Required action:
"limiting" appears in how many lines of the entries? State only the number.

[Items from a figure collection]
>>>>>

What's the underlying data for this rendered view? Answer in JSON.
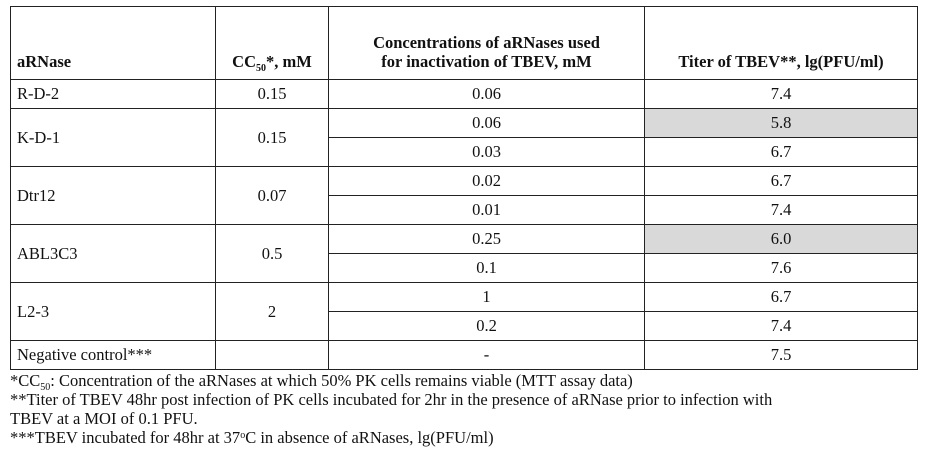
{
  "table": {
    "headers": {
      "arnase": "aRNase",
      "cc50_prefix": "CC",
      "cc50_sub": "50",
      "cc50_suffix": "*, mM",
      "conc_line1": "Concentrations of aRNases used",
      "conc_line2": "for inactivation of TBEV, mM",
      "titer": "Titer of TBEV**, lg(PFU/ml)"
    },
    "groups": [
      {
        "name": "R-D-2",
        "cc50": "0.15",
        "rows": [
          {
            "conc": "0.06",
            "titer": "7.4",
            "highlight": false
          }
        ]
      },
      {
        "name": "K-D-1",
        "cc50": "0.15",
        "rows": [
          {
            "conc": "0.06",
            "titer": "5.8",
            "highlight": true
          },
          {
            "conc": "0.03",
            "titer": "6.7",
            "highlight": false
          }
        ]
      },
      {
        "name": "Dtr12",
        "cc50": "0.07",
        "rows": [
          {
            "conc": "0.02",
            "titer": "6.7",
            "highlight": false
          },
          {
            "conc": "0.01",
            "titer": "7.4",
            "highlight": false
          }
        ]
      },
      {
        "name": "ABL3C3",
        "cc50": "0.5",
        "rows": [
          {
            "conc": "0.25",
            "titer": "6.0",
            "highlight": true
          },
          {
            "conc": "0.1",
            "titer": "7.6",
            "highlight": false
          }
        ]
      },
      {
        "name": "L2-3",
        "cc50": "2",
        "rows": [
          {
            "conc": "1",
            "titer": "6.7",
            "highlight": false
          },
          {
            "conc": "0.2",
            "titer": "7.4",
            "highlight": false
          }
        ]
      },
      {
        "name": "Negative control***",
        "cc50": "",
        "rows": [
          {
            "conc": "-",
            "titer": "7.5",
            "highlight": false
          }
        ]
      }
    ],
    "highlight_color": "#d9d9d9"
  },
  "notes": {
    "note1_prefix": "*CC",
    "note1_sub": "50",
    "note1_text": ": Concentration of the aRNases at which 50% PK cells remains viable (MTT assay data)",
    "note2_line1": "**Titer of TBEV 48hr post infection of PK cells incubated for 2hr in the presence of aRNase prior to infection with",
    "note2_line2": "TBEV at a MOI of 0.1 PFU.",
    "note3_prefix": "***TBEV incubated for 48hr at 37",
    "note3_sup": "o",
    "note3_suffix": "C in absence of aRNases, lg(PFU/ml)"
  }
}
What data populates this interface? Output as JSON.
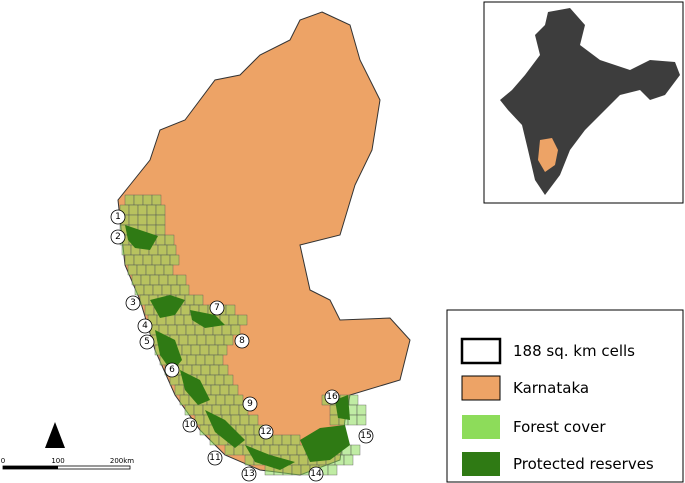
{
  "map": {
    "sites": [
      "1",
      "2",
      "3",
      "4",
      "5",
      "6",
      "7",
      "8",
      "9",
      "10",
      "11",
      "12",
      "13",
      "14",
      "15",
      "16"
    ],
    "legend": [
      "188 sq. km cells",
      "Karnataka",
      "Forest cover",
      "Protected reserves"
    ],
    "scale_bar": [
      "0",
      "100",
      "200km"
    ]
  }
}
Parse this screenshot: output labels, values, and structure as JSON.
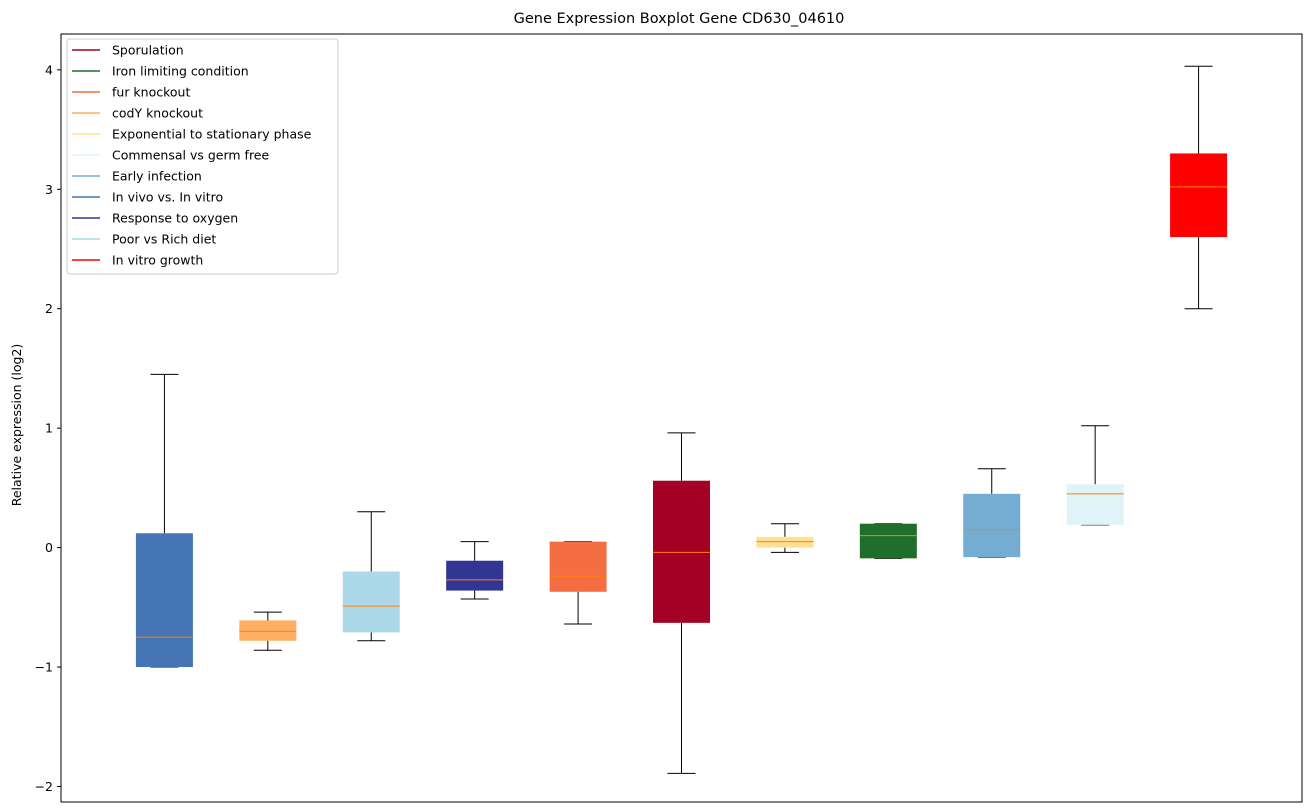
{
  "chart_data": {
    "type": "boxplot",
    "title": "Gene Expression Boxplot Gene CD630_04610",
    "xlabel": "",
    "ylabel": "Relative expression (log2)",
    "ylim": [
      -2.13,
      4.3
    ],
    "yticks": [
      -2,
      -1,
      0,
      1,
      2,
      3,
      4
    ],
    "ytick_labels": [
      "−2",
      "−1",
      "0",
      "1",
      "2",
      "3",
      "4"
    ],
    "grid": false,
    "legend_position": "top-left",
    "legend": [
      {
        "label": "Sporulation",
        "color": "#a50026"
      },
      {
        "label": "Iron limiting condition",
        "color": "#1f6e2b"
      },
      {
        "label": "fur knockout",
        "color": "#f46d43"
      },
      {
        "label": "codY knockout",
        "color": "#fdae61"
      },
      {
        "label": "Exponential to stationary phase",
        "color": "#fee090"
      },
      {
        "label": "Commensal vs germ free",
        "color": "#e0f3f8"
      },
      {
        "label": "Early infection",
        "color": "#74add1"
      },
      {
        "label": "In vivo vs. In vitro",
        "color": "#4575b4"
      },
      {
        "label": "Response to oxygen",
        "color": "#313695"
      },
      {
        "label": "Poor vs Rich diet",
        "color": "#abd9e9"
      },
      {
        "label": "In vitro growth",
        "color": "#ff0000"
      }
    ],
    "boxes": [
      {
        "group": "In vivo vs. In vitro",
        "color": "#4575b4",
        "whisker_low": -1.0,
        "q1": -1.0,
        "median": -0.75,
        "q3": 0.12,
        "whisker_high": 1.45
      },
      {
        "group": "codY knockout",
        "color": "#fdae61",
        "whisker_low": -0.86,
        "q1": -0.78,
        "median": -0.7,
        "q3": -0.61,
        "whisker_high": -0.54
      },
      {
        "group": "Poor vs Rich diet",
        "color": "#abd9e9",
        "whisker_low": -0.78,
        "q1": -0.71,
        "median": -0.49,
        "q3": -0.2,
        "whisker_high": 0.3
      },
      {
        "group": "Response to oxygen",
        "color": "#313695",
        "whisker_low": -0.43,
        "q1": -0.36,
        "median": -0.27,
        "q3": -0.11,
        "whisker_high": 0.05
      },
      {
        "group": "fur knockout",
        "color": "#f46d43",
        "whisker_low": -0.64,
        "q1": -0.37,
        "median": -0.24,
        "q3": 0.05,
        "whisker_high": 0.05
      },
      {
        "group": "Sporulation",
        "color": "#a50026",
        "whisker_low": -1.89,
        "q1": -0.63,
        "median": -0.04,
        "q3": 0.56,
        "whisker_high": 0.96
      },
      {
        "group": "Exponential to stationary phase",
        "color": "#fee090",
        "whisker_low": -0.04,
        "q1": 0.0,
        "median": 0.05,
        "q3": 0.09,
        "whisker_high": 0.2
      },
      {
        "group": "Iron limiting condition",
        "color": "#1f6e2b",
        "whisker_low": -0.09,
        "q1": -0.09,
        "median": 0.1,
        "q3": 0.2,
        "whisker_high": 0.2
      },
      {
        "group": "Early infection",
        "color": "#74add1",
        "whisker_low": -0.08,
        "q1": -0.08,
        "median": 0.15,
        "q3": 0.45,
        "whisker_high": 0.66
      },
      {
        "group": "Commensal vs germ free",
        "color": "#e0f3f8",
        "whisker_low": 0.19,
        "q1": 0.19,
        "median": 0.45,
        "q3": 0.53,
        "whisker_high": 1.02
      },
      {
        "group": "In vitro growth",
        "color": "#ff0000",
        "whisker_low": 2.0,
        "q1": 2.6,
        "median": 3.02,
        "q3": 3.3,
        "whisker_high": 4.03
      }
    ],
    "median_color": "#ff7f0e"
  }
}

<<<<<

Your solution:
2